Exercise goal: Find the lines below that contain the string "name". Copy each one.

Records for the exercise:
-- start --
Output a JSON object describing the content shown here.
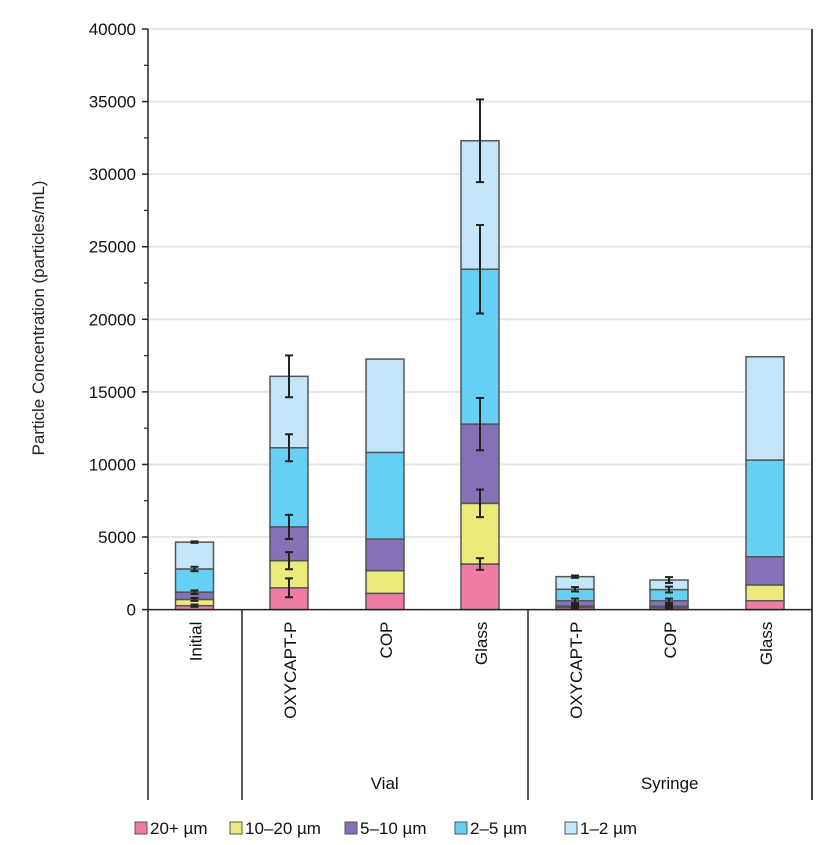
{
  "chart_data": {
    "type": "bar",
    "stacked": true,
    "ylabel": "Particle Concentration (particles/mL)",
    "ylim": [
      0,
      40000
    ],
    "yticks": [
      "0",
      "5000",
      "10000",
      "15000",
      "20000",
      "25000",
      "30000",
      "35000",
      "40000"
    ],
    "grid": true,
    "legend_position": "bottom",
    "categories": [
      "Initial",
      "OXYCAPT-P",
      "COP",
      "Glass",
      "OXYCAPT-P",
      "COP",
      "Glass"
    ],
    "groups": [
      {
        "label": "",
        "members": [
          0
        ]
      },
      {
        "label": "Vial",
        "members": [
          1,
          2,
          3
        ]
      },
      {
        "label": "Syringe",
        "members": [
          4,
          5,
          6
        ]
      }
    ],
    "series": [
      {
        "name": "20+ µm",
        "color": "#f07ca6",
        "values": [
          270,
          1500,
          1120,
          3140,
          150,
          130,
          610
        ],
        "errors": [
          80,
          650,
          null,
          400,
          100,
          100,
          null
        ]
      },
      {
        "name": "10–20 µm",
        "color": "#ebeb7c",
        "values": [
          430,
          1870,
          1560,
          4180,
          100,
          100,
          1090
        ],
        "errors": [
          100,
          590,
          null,
          950,
          100,
          100,
          null
        ]
      },
      {
        "name": "5–10 µm",
        "color": "#8571b5",
        "values": [
          500,
          2330,
          2180,
          5460,
          360,
          380,
          1940
        ],
        "errors": [
          120,
          830,
          null,
          1800,
          150,
          150,
          null
        ]
      },
      {
        "name": "2–5 µm",
        "color": "#66cff4",
        "values": [
          1600,
          5450,
          5970,
          10670,
          790,
          770,
          6660
        ],
        "errors": [
          150,
          930,
          null,
          3050,
          150,
          200,
          null
        ]
      },
      {
        "name": "1–2 µm",
        "color": "#c2e6f8",
        "values": [
          1850,
          4920,
          6430,
          8850,
          870,
          660,
          7120
        ],
        "errors": [
          50,
          1440,
          null,
          2850,
          80,
          200,
          null
        ]
      }
    ]
  }
}
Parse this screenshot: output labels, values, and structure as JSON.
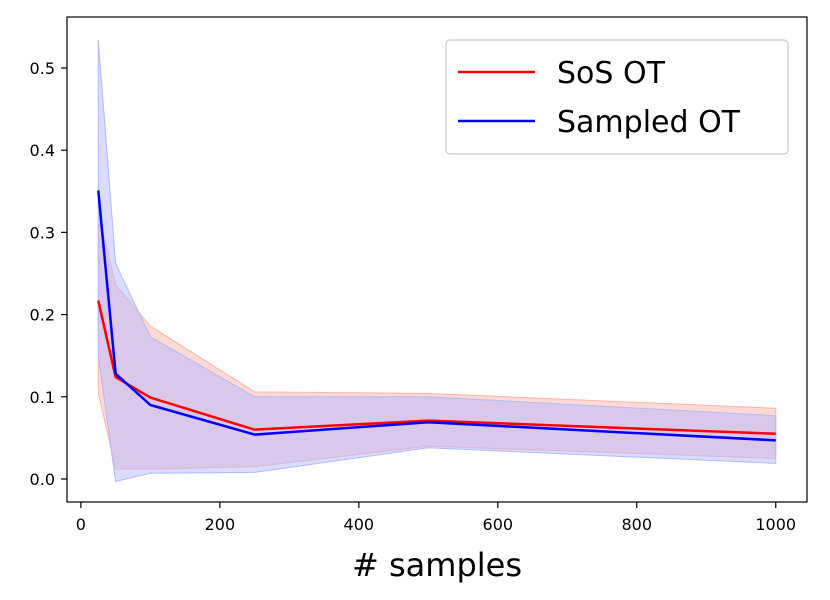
{
  "chart_data": {
    "type": "line",
    "title": "",
    "xlabel": "# samples",
    "ylabel": "",
    "xlim": [
      -20,
      1045
    ],
    "ylim": [
      -0.028,
      0.562
    ],
    "x_ticks": [
      0,
      200,
      400,
      600,
      800,
      1000
    ],
    "y_ticks": [
      0.0,
      0.1,
      0.2,
      0.3,
      0.4,
      0.5
    ],
    "x_tick_labels": [
      "0",
      "200",
      "400",
      "600",
      "800",
      "1000"
    ],
    "y_tick_labels": [
      "0.0",
      "0.1",
      "0.2",
      "0.3",
      "0.4",
      "0.5"
    ],
    "grid": false,
    "legend_position": "upper right",
    "x": [
      25,
      50,
      100,
      250,
      500,
      1000
    ],
    "series": [
      {
        "name": "SoS OT",
        "color": "#ff0000",
        "fill_color": "#ffb3a8",
        "values": [
          0.217,
          0.124,
          0.099,
          0.06,
          0.071,
          0.055
        ],
        "lower": [
          0.105,
          0.012,
          0.012,
          0.015,
          0.04,
          0.025
        ],
        "upper": [
          0.325,
          0.236,
          0.186,
          0.106,
          0.104,
          0.086
        ]
      },
      {
        "name": "Sampled OT",
        "color": "#0000ff",
        "fill_color": "#b3b8ff",
        "values": [
          0.351,
          0.128,
          0.09,
          0.054,
          0.069,
          0.047
        ],
        "lower": [
          0.15,
          -0.003,
          0.007,
          0.008,
          0.038,
          0.019
        ],
        "upper": [
          0.534,
          0.262,
          0.173,
          0.1,
          0.1,
          0.077
        ]
      }
    ]
  }
}
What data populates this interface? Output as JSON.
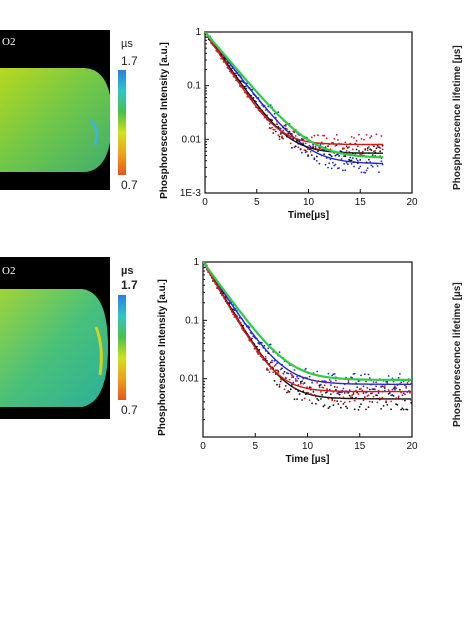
-- end --
Response:
        "name": "20+ µm",
        "name": "10–20 µm",
        "name": "5–10 µm",
        "name": "2–5 µm",
        "name": "1–2 µm",
        "name": "SoS OT",
        "name": "Sampled OT",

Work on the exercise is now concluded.